++++ EXTRACTED DATA ++++
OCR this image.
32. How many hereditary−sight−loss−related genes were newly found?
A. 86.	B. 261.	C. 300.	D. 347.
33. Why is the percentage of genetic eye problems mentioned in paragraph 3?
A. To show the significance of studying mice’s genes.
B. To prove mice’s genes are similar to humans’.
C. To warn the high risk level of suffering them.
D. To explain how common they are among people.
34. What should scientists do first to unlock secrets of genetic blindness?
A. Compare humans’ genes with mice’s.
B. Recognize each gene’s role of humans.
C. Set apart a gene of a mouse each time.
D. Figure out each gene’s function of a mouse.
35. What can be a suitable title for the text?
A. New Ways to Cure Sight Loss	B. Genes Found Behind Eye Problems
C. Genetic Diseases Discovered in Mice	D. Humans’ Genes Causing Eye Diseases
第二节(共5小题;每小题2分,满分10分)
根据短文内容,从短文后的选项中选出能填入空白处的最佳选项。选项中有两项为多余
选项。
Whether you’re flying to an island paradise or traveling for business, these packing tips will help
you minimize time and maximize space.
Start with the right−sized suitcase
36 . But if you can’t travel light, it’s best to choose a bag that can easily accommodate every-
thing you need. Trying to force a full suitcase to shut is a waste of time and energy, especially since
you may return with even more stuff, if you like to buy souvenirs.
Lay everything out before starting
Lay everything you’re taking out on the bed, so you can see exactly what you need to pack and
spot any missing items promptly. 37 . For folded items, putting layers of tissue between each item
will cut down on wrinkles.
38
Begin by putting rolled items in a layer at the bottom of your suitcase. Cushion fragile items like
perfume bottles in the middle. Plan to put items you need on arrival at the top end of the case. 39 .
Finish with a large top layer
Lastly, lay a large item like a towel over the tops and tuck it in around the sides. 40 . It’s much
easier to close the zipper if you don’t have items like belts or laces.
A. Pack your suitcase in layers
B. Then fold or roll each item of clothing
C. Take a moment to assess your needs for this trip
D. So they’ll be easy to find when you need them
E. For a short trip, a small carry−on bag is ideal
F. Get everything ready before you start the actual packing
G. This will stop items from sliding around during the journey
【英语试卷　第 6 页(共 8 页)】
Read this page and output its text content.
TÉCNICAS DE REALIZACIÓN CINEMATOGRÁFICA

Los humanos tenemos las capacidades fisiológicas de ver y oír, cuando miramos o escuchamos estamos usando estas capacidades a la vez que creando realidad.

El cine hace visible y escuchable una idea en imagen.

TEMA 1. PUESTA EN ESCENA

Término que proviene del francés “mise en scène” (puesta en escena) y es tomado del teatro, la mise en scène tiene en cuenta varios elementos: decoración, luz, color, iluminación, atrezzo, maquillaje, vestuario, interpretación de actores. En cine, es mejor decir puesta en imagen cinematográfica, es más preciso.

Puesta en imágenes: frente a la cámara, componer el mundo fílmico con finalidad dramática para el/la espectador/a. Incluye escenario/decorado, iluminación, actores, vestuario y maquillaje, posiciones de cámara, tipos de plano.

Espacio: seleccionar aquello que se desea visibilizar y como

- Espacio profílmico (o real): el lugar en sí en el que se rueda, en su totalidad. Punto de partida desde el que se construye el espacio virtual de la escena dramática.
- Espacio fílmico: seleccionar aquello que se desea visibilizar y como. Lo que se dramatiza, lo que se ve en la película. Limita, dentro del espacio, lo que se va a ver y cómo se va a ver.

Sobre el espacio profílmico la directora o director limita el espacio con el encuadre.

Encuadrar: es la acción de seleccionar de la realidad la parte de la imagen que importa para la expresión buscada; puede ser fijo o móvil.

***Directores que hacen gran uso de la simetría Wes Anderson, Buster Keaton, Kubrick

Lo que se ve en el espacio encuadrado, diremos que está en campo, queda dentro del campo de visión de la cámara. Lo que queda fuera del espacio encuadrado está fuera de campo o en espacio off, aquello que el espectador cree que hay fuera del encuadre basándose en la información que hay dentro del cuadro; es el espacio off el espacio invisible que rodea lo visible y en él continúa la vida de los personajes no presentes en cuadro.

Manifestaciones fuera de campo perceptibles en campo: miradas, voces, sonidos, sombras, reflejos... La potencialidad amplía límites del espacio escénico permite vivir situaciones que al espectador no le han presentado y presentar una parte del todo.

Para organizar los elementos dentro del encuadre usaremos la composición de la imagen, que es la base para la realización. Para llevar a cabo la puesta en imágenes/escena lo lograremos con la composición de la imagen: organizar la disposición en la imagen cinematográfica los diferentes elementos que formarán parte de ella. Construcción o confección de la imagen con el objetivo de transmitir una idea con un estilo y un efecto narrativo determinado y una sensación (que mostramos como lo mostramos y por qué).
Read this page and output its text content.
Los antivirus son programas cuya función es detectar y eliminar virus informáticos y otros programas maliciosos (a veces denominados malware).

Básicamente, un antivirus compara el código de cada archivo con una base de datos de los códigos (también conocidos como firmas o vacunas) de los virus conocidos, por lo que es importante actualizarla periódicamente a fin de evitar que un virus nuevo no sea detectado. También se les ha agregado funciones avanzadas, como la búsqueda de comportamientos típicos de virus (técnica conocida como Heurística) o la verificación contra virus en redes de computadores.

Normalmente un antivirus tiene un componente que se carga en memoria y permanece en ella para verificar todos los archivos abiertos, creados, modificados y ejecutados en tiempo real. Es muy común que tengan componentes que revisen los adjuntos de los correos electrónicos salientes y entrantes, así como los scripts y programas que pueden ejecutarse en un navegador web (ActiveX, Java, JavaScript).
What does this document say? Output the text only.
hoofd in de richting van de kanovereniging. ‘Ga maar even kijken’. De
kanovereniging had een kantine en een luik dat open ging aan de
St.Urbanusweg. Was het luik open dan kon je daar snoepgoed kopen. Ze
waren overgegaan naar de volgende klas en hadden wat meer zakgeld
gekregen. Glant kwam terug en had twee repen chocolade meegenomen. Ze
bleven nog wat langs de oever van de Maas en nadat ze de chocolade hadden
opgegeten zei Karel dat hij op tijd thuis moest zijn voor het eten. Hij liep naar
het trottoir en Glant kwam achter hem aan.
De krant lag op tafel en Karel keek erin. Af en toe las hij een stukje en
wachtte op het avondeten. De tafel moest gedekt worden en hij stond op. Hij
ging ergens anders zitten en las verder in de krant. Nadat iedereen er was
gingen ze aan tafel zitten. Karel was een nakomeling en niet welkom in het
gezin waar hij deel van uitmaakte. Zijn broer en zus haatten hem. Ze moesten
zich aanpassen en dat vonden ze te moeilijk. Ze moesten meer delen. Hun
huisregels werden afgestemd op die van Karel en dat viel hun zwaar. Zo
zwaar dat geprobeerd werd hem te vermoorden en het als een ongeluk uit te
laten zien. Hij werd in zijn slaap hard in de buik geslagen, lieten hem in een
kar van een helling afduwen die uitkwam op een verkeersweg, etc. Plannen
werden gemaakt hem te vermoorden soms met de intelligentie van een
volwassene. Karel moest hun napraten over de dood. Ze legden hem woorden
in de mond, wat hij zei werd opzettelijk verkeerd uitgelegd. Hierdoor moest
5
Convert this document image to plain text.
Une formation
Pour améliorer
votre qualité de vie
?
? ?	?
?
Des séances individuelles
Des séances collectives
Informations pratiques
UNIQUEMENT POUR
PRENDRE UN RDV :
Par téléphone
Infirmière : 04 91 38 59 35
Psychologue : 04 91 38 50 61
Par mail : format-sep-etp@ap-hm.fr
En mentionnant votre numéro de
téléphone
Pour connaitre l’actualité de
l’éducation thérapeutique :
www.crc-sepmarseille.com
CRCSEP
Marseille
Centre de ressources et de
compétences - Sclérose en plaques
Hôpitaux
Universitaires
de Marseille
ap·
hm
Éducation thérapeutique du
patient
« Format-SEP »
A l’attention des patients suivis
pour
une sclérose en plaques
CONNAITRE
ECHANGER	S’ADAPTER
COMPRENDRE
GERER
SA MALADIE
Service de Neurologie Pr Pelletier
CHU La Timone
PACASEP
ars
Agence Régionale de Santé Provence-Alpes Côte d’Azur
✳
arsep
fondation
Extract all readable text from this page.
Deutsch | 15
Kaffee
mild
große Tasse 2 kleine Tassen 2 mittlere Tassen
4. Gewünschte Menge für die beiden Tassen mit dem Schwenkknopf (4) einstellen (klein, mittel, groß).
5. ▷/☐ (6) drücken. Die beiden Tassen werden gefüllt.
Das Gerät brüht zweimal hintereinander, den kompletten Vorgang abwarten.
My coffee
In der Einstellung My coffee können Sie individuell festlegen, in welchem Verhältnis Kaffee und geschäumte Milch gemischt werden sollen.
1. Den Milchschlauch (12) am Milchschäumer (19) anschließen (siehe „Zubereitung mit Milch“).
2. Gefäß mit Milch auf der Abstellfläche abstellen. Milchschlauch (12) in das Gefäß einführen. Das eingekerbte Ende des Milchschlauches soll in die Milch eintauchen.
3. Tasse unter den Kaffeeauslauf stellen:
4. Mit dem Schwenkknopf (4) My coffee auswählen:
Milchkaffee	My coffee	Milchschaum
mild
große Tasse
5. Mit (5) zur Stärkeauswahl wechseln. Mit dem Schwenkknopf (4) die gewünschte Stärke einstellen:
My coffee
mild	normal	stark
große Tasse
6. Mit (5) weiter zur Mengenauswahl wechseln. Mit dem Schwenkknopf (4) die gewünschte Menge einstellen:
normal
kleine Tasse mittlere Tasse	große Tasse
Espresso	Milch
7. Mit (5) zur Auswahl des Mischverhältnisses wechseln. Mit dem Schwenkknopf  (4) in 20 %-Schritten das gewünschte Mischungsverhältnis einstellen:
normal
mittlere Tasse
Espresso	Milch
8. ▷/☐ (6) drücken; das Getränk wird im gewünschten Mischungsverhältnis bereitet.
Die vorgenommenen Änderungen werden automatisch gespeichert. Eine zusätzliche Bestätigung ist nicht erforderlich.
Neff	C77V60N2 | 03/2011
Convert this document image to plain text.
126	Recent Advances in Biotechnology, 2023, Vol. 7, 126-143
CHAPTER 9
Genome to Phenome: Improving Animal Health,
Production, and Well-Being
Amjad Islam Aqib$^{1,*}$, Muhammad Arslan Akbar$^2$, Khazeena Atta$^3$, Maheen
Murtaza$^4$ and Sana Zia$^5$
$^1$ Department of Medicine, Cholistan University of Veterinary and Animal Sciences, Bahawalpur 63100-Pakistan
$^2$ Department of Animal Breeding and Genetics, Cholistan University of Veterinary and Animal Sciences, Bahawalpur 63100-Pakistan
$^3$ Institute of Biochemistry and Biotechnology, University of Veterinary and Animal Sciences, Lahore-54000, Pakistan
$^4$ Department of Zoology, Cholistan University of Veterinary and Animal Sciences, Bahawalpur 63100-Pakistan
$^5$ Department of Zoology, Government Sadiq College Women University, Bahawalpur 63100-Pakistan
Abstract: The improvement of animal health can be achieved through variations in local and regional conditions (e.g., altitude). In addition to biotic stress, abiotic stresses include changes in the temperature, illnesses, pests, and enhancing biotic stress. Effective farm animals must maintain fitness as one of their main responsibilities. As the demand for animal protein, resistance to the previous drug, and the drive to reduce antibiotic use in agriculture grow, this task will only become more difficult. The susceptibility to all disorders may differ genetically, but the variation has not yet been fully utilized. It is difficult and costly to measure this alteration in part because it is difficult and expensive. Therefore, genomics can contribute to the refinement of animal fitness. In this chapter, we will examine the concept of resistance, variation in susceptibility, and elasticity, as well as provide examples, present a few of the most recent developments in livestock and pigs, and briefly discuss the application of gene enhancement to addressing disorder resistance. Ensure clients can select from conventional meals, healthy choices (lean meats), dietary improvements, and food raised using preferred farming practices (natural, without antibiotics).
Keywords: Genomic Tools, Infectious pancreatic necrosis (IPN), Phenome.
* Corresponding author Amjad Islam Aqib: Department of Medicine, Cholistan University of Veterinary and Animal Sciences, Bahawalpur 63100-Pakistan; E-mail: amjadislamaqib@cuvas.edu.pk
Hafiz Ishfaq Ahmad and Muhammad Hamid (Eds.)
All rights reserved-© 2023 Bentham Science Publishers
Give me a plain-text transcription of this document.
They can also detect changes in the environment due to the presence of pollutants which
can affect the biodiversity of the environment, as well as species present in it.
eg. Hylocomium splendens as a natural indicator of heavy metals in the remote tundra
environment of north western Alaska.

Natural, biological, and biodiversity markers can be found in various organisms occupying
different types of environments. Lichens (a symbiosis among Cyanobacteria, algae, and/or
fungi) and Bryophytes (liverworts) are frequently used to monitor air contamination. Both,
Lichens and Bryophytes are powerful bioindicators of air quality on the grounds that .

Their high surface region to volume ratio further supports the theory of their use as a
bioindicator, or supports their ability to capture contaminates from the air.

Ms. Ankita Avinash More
++++
> WORK TO BE COMPLETED: Please restate, exactly as written, the line that holds "Give me a plain-text" and all remaining lines of the data above, and only those.

> ANSWER AREA:
Give me a plain-text transcription of this document.
They can also detect changes in the environment due to the presence of pollutants which
can affect the biodiversity of the environment, as well as species present in it.
eg. Hylocomium splendens as a natural indicator of heavy metals in the remote tundra
environment of north western Alaska.

Natural, biological, and biodiversity markers can be found in various organisms occupying
different types of environments. Lichens (a symbiosis among Cyanobacteria, algae, and/or
fungi) and Bryophytes (liverworts) are frequently used to monitor air contamination. Both,
Lichens and Bryophytes are powerful bioindicators of air quality on the grounds that .

Their high surface region to volume ratio further supports the theory of their use as a
bioindicator, or supports their ability to capture contaminates from the air.

Ms. Ankita Avinash More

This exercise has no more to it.